Figure out how many lines of the material below contain the word "page". Answer with the number only.

------------------------------------------------------------

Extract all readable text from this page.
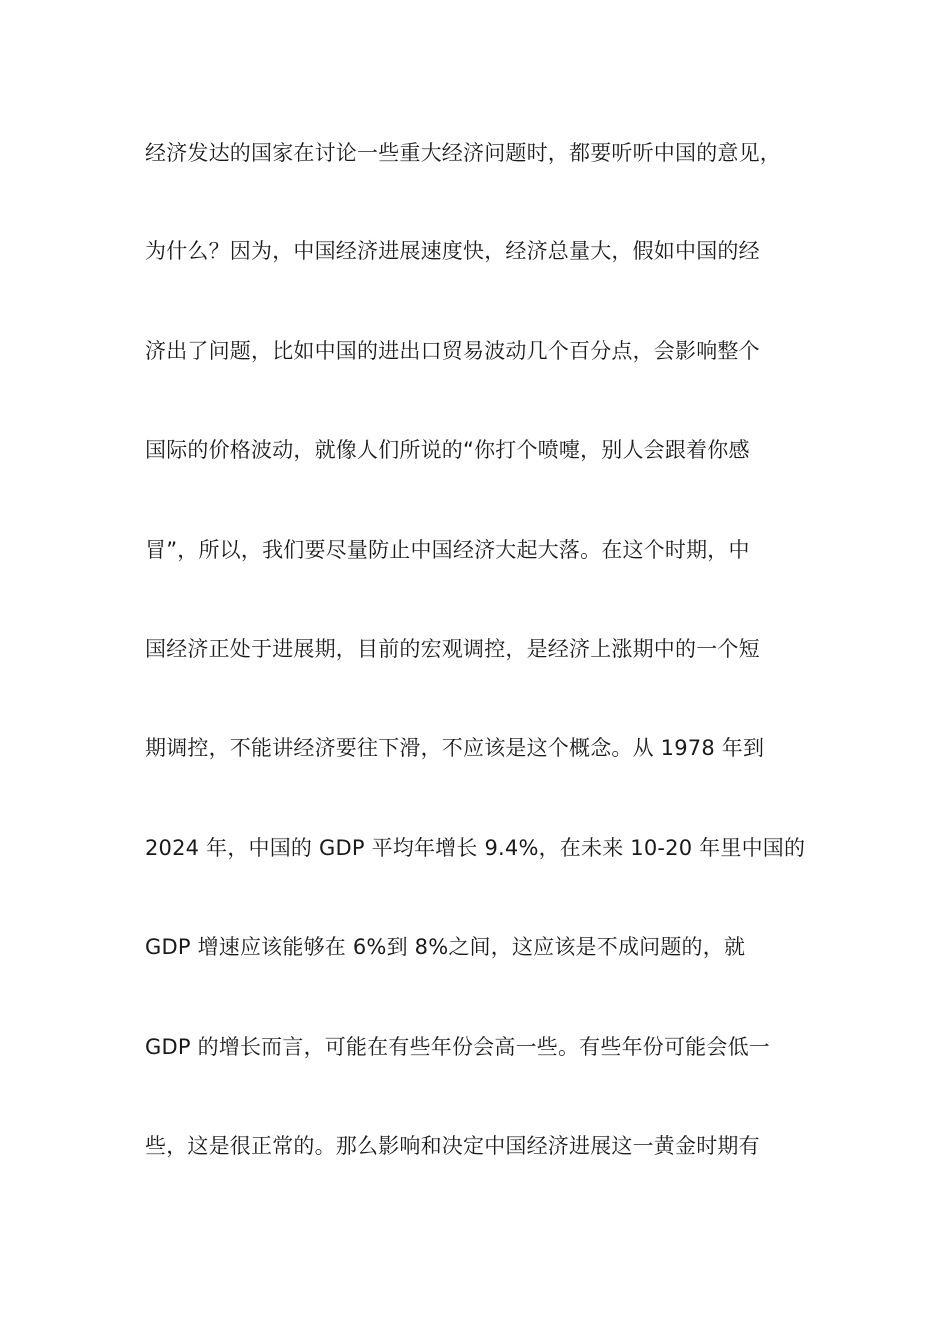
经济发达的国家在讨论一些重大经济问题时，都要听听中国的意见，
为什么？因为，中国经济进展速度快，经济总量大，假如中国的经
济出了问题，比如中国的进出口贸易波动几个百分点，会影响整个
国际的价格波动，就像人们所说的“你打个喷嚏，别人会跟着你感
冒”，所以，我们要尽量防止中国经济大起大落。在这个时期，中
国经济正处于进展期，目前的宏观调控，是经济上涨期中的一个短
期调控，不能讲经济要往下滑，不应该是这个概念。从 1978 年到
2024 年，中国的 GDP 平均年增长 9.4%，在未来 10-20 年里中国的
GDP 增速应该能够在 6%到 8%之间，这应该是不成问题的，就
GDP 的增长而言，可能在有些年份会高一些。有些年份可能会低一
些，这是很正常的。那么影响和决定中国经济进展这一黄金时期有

------------------------------------------------------------

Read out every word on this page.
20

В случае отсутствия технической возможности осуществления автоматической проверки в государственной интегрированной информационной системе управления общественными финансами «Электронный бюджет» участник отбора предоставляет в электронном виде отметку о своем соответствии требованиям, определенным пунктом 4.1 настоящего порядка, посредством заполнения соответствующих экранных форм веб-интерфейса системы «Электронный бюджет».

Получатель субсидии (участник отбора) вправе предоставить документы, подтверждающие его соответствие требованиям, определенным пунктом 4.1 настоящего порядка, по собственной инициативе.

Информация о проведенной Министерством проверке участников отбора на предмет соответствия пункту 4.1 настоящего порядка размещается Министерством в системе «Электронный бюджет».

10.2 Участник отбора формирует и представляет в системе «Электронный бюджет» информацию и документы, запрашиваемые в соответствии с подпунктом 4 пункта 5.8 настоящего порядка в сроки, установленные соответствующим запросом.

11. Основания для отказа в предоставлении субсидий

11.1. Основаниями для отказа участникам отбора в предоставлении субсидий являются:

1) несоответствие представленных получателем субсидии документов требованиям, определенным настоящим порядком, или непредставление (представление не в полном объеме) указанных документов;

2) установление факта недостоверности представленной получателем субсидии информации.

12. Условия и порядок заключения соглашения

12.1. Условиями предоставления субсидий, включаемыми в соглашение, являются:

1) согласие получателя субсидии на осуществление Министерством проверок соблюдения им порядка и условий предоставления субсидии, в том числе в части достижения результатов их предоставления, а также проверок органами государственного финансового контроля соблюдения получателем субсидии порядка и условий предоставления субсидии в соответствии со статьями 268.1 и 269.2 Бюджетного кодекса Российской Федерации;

------------------------------------------------------------

▶ **Written reply**
2